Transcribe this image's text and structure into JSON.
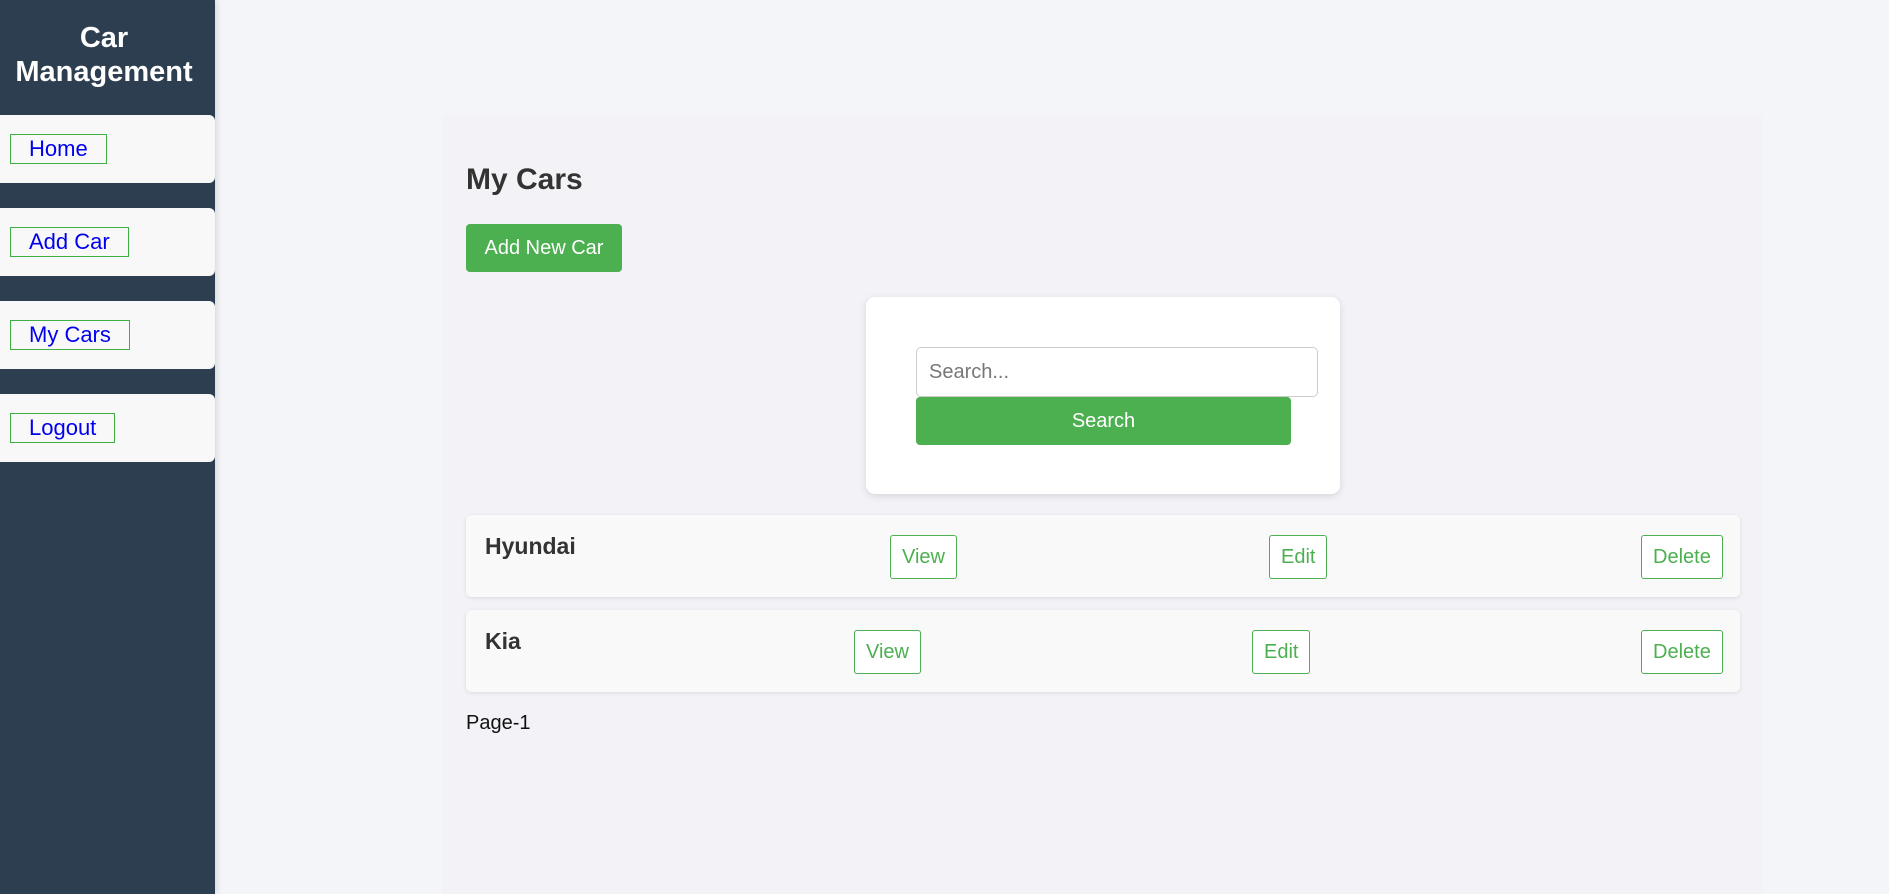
{
  "sidebar": {
    "title": "Car Management",
    "items": [
      {
        "label": "Home"
      },
      {
        "label": "Add Car"
      },
      {
        "label": "My Cars"
      },
      {
        "label": "Logout"
      }
    ]
  },
  "main": {
    "title": "My Cars",
    "add_button": "Add New Car",
    "search": {
      "placeholder": "Search...",
      "value": "",
      "button": "Search"
    },
    "cars": [
      {
        "name": "Hyundai",
        "view": "View",
        "edit": "Edit",
        "delete": "Delete"
      },
      {
        "name": "Kia",
        "view": "View",
        "edit": "Edit",
        "delete": "Delete"
      }
    ],
    "page_label": "Page-1"
  },
  "colors": {
    "sidebar_bg": "#2c3e50",
    "accent_green": "#4caf50",
    "link_blue": "#0000ee",
    "page_bg": "#f4f5f9"
  }
}
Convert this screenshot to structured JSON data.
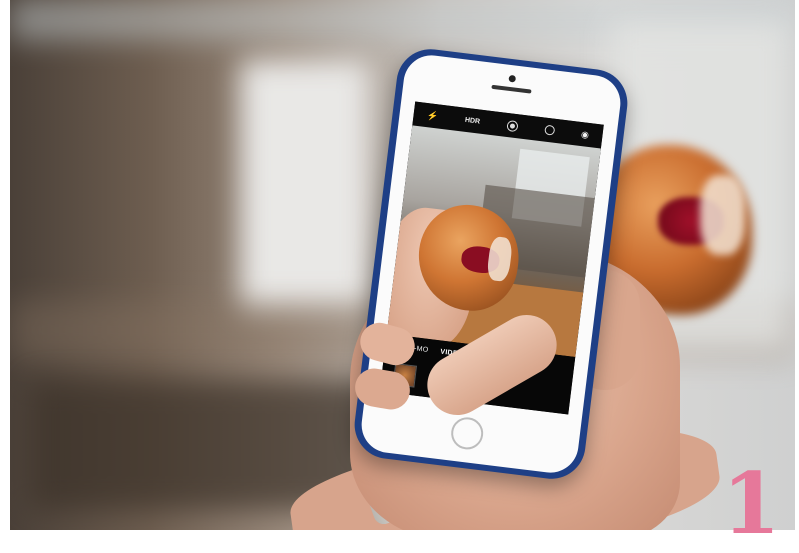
{
  "camera_app": {
    "top_bar": {
      "hdr_label": "HDR"
    },
    "modes": [
      "SLO-MO",
      "VIDEO"
    ]
  },
  "overlay": {
    "page_number": "1",
    "page_number_color": "#e6789a"
  }
}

## WHAT YOU WILL DO
Every line from the one containing "Convert this screenshot" through the last line of the data is to be retyped exactly, with nothing added and no pictures included.

## CORRECT RESPONSE
Convert this screenshot to structured JSON data.
{
  "camera_app": {
    "top_bar": {
      "hdr_label": "HDR"
    },
    "modes": [
      "SLO-MO",
      "VIDEO"
    ]
  },
  "overlay": {
    "page_number": "1",
    "page_number_color": "#e6789a"
  }
}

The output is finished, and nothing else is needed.